*** MATERIAL TO PROCESS ***

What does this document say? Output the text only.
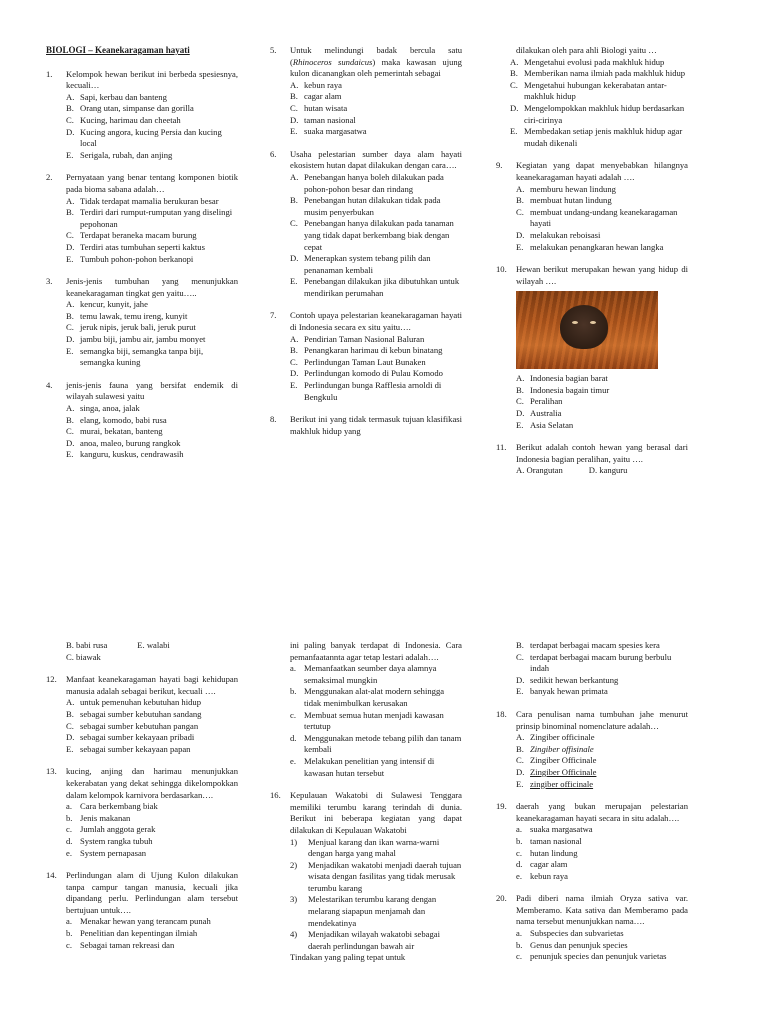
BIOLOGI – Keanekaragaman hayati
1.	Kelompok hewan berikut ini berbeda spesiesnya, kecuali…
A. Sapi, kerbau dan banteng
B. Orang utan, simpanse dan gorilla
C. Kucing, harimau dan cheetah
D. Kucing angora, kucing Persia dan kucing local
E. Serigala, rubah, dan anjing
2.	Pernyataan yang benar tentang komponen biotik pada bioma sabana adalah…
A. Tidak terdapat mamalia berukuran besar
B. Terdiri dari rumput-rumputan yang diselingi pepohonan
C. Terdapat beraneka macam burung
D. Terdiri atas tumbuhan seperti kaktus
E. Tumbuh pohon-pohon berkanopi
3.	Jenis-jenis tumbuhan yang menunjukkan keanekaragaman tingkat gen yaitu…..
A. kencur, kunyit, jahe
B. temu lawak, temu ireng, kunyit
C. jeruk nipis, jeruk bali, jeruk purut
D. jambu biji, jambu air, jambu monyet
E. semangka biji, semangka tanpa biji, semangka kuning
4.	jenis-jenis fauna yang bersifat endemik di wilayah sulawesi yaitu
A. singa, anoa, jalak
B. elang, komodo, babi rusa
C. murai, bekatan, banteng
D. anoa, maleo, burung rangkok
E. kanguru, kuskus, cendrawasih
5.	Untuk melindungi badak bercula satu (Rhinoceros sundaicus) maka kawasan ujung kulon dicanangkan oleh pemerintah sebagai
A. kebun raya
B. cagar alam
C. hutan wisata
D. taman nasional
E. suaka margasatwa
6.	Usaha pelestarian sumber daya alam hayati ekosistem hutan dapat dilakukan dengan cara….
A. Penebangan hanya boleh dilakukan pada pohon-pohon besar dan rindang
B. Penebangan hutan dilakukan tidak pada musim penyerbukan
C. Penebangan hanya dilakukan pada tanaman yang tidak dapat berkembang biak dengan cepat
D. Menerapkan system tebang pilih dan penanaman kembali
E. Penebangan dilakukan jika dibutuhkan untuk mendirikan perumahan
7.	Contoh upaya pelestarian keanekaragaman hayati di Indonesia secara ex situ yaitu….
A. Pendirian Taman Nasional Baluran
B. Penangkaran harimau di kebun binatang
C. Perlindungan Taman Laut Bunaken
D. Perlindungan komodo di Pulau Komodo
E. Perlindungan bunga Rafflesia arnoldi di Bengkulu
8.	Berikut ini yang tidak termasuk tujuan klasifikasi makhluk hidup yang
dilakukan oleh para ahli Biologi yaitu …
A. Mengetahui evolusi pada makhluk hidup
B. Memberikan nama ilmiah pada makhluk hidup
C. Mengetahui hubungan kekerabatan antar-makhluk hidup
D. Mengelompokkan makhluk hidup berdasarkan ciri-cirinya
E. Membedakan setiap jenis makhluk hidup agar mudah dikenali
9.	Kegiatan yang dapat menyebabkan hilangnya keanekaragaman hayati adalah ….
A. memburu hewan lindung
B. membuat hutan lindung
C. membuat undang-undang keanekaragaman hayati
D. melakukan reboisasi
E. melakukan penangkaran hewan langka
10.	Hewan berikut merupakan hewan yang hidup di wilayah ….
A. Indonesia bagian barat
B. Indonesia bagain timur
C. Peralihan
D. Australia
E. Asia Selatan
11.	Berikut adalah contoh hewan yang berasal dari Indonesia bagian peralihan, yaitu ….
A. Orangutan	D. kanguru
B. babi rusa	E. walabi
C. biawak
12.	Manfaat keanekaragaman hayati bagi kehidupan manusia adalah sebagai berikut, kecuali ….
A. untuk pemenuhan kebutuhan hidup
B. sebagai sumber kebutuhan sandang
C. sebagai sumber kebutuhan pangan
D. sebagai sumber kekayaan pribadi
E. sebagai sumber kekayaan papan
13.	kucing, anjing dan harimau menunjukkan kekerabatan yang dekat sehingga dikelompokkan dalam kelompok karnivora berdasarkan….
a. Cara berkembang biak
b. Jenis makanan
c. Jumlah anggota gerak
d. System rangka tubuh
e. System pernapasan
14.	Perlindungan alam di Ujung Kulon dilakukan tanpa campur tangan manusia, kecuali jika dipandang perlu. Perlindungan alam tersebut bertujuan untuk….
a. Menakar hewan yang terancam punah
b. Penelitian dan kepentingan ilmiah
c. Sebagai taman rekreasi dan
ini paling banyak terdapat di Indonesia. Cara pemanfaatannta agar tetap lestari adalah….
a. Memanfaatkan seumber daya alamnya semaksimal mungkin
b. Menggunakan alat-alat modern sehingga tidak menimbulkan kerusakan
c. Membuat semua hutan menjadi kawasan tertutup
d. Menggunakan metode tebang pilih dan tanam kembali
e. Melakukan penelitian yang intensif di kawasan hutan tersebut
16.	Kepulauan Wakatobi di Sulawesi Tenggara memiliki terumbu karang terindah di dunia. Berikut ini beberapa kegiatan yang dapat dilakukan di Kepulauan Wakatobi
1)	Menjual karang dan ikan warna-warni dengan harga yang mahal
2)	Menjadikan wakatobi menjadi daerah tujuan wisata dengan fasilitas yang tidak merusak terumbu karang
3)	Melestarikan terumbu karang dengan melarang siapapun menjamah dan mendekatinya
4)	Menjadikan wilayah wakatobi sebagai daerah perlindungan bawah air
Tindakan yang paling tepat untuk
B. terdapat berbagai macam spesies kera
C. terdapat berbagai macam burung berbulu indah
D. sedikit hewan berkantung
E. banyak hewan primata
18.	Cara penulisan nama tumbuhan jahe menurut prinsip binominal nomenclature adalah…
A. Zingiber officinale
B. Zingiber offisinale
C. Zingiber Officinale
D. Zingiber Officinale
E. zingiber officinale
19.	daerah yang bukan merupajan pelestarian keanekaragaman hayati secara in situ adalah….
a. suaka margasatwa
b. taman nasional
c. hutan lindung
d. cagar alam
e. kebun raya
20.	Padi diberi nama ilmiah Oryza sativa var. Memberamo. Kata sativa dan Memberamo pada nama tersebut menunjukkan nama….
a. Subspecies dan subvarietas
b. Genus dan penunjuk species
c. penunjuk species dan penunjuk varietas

***
*** MATERIAL TO PROCESS ***

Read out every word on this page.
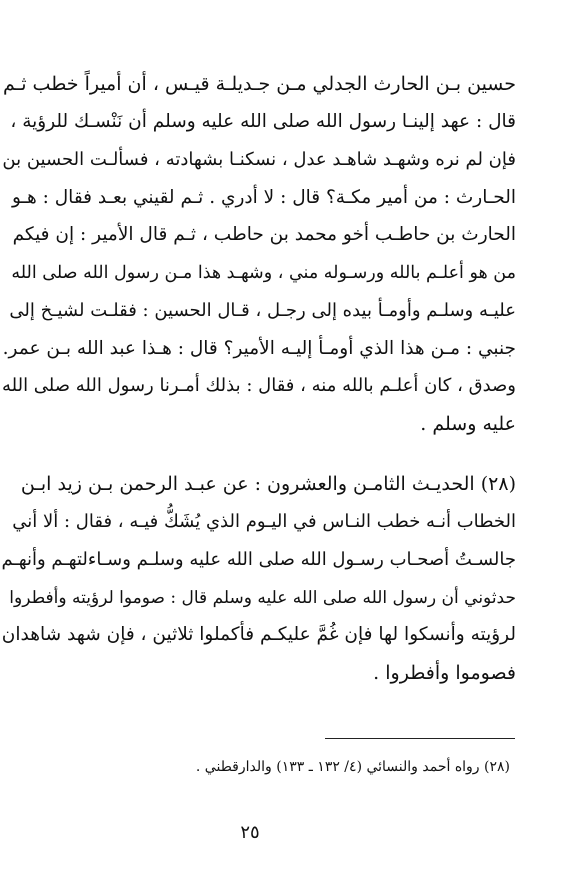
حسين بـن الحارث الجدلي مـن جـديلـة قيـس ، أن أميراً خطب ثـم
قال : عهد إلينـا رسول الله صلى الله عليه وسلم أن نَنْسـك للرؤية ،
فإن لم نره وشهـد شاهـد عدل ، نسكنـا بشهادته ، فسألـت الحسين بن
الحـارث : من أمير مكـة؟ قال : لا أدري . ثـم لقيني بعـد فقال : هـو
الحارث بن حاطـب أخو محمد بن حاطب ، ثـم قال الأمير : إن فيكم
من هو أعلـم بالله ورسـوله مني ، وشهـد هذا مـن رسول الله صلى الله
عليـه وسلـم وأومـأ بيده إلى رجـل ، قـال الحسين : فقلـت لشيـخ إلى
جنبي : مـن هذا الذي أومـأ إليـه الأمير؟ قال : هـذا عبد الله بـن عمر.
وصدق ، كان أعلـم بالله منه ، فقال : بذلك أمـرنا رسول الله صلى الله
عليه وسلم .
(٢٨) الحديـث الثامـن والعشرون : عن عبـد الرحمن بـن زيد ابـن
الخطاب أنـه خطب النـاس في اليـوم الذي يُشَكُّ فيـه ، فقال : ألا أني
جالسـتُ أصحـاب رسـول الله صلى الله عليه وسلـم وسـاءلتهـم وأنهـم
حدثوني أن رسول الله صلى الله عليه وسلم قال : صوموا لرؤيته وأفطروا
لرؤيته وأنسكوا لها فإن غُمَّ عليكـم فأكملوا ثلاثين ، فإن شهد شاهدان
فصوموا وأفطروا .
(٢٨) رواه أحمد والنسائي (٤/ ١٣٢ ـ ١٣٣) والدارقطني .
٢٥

***

Using the records given above, list every line that includes the word "menunjukkan".

RESULT
3.	Jenis-jenis tumbuhan yang menunjukkan keanekaragaman tingkat gen yaitu…..
13.	kucing, anjing dan harimau menunjukkan kekerabatan yang dekat sehingga dikelompokkan dalam kelompok karnivora berdasarkan….
20.	Padi diberi nama ilmiah Oryza sativa var. Memberamo. Kata sativa dan Memberamo pada nama tersebut menunjukkan nama….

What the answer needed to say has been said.